▶ Stored rows:
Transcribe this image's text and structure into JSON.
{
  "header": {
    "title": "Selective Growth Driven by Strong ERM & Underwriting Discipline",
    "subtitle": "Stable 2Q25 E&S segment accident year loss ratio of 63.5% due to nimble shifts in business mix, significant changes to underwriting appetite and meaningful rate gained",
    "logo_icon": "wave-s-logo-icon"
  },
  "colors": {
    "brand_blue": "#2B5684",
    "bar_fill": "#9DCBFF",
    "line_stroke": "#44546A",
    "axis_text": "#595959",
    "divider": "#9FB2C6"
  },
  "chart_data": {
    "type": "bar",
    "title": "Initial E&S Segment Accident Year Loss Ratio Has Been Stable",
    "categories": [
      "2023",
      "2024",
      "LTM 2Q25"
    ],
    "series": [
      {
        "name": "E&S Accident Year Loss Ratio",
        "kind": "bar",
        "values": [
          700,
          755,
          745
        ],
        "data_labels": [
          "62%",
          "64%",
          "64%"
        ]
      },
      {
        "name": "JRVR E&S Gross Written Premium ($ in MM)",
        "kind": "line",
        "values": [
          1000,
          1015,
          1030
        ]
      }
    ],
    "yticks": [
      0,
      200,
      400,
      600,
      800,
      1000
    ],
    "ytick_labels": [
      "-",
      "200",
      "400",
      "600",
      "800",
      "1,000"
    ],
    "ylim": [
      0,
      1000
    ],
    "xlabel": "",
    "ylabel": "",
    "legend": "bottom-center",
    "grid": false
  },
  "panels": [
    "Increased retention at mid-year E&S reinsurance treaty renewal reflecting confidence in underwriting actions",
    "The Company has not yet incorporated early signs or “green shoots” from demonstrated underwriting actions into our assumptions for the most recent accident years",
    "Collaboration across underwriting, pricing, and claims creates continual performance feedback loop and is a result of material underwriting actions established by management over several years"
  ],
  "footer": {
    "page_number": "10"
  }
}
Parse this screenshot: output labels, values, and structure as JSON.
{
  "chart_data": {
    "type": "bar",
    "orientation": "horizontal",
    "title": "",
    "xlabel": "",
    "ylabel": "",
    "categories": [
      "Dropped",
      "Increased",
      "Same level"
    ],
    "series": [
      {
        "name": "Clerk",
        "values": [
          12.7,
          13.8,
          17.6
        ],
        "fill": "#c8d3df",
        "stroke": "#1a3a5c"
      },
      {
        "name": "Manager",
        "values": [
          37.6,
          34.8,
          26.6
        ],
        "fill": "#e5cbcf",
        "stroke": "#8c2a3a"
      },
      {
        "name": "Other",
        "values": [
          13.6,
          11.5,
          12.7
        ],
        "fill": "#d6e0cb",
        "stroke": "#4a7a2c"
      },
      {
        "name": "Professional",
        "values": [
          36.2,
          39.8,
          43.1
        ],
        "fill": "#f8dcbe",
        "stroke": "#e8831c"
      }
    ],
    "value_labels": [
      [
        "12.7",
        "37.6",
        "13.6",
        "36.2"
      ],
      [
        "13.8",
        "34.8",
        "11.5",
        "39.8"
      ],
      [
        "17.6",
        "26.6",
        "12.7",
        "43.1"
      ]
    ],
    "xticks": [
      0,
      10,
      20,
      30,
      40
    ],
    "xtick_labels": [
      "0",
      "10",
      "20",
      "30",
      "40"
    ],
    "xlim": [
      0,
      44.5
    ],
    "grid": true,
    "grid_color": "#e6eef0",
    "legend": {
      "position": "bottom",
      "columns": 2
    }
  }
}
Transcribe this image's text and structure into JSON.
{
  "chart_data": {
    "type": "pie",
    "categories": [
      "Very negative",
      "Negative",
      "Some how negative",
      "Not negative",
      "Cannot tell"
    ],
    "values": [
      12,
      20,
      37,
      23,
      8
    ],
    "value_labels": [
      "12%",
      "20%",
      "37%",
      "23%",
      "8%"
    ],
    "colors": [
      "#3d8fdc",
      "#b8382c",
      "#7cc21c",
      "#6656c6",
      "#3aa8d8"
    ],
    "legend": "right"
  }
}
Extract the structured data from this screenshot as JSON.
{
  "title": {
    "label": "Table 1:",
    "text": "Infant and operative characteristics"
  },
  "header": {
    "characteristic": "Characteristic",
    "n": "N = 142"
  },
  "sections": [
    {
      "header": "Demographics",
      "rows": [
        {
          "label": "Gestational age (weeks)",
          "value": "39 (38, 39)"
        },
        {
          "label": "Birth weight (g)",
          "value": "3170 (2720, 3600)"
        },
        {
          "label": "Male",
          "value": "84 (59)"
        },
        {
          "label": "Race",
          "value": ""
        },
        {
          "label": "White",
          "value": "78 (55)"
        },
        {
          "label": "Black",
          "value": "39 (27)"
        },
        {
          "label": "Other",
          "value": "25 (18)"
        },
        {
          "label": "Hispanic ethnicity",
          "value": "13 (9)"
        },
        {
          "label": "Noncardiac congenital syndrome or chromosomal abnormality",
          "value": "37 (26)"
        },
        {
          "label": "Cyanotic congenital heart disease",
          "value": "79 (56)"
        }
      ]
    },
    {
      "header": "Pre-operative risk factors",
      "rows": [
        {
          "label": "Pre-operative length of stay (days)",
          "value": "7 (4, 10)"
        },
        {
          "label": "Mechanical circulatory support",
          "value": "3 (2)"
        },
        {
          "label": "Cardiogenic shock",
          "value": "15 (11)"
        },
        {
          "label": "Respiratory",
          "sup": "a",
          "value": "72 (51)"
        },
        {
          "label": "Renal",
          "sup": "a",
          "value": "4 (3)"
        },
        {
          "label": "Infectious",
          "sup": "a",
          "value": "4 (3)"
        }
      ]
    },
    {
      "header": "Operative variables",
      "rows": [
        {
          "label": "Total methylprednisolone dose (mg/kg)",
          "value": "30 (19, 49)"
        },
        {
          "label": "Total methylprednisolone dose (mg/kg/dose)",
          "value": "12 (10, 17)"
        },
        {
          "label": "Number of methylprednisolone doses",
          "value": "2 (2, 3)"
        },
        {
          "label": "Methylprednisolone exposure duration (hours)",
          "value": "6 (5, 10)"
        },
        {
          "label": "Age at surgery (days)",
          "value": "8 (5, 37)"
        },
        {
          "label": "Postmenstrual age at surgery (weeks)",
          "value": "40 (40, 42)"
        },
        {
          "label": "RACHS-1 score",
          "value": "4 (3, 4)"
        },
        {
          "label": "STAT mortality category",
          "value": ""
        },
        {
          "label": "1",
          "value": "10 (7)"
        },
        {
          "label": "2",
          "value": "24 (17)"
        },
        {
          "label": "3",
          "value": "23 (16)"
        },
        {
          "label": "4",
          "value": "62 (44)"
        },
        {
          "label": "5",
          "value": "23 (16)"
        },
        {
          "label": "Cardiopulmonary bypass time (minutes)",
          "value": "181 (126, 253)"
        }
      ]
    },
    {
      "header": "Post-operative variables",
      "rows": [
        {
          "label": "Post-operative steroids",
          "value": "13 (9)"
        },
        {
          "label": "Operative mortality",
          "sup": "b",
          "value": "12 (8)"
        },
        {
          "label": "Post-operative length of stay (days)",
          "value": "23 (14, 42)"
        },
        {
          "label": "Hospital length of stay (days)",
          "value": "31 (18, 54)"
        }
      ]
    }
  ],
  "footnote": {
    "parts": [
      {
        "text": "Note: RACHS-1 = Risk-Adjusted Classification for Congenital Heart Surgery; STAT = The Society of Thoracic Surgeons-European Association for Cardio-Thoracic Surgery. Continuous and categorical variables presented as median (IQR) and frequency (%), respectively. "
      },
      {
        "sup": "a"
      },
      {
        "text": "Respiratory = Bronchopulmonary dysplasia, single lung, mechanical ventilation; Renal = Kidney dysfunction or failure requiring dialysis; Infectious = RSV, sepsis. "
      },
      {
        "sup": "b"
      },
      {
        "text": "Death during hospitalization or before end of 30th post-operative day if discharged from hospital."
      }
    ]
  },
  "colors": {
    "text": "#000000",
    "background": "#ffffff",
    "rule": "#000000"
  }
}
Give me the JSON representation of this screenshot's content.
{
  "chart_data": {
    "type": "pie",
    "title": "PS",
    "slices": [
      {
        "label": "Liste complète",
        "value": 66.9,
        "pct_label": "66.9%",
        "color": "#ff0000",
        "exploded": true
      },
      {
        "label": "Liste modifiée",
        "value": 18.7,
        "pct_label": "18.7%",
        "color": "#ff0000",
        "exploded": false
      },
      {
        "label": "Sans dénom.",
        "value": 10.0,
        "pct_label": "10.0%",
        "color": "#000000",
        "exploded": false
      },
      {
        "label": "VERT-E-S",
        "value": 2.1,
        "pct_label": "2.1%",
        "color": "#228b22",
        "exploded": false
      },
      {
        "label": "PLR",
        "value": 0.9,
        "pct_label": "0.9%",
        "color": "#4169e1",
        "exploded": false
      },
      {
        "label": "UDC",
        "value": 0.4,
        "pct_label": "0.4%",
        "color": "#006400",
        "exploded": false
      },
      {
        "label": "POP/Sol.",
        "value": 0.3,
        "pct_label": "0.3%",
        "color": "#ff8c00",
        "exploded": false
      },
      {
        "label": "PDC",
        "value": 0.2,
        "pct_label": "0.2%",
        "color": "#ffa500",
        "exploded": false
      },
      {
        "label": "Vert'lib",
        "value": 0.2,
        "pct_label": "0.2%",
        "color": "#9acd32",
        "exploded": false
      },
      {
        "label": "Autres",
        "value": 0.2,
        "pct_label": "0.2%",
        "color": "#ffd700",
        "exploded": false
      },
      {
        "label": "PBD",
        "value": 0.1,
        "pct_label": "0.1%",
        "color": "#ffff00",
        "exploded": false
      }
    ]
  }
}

▶ Aim of the task: List the lines of the entries that include "JSON".

▶ Task result:
Transcribe this image's text and structure into JSON.
Parse this screenshot: output labels, values, and structure as JSON.
Transcribe this image's text and structure into JSON.
Extract the structured data from this screenshot as JSON.
Give me the JSON representation of this screenshot's content.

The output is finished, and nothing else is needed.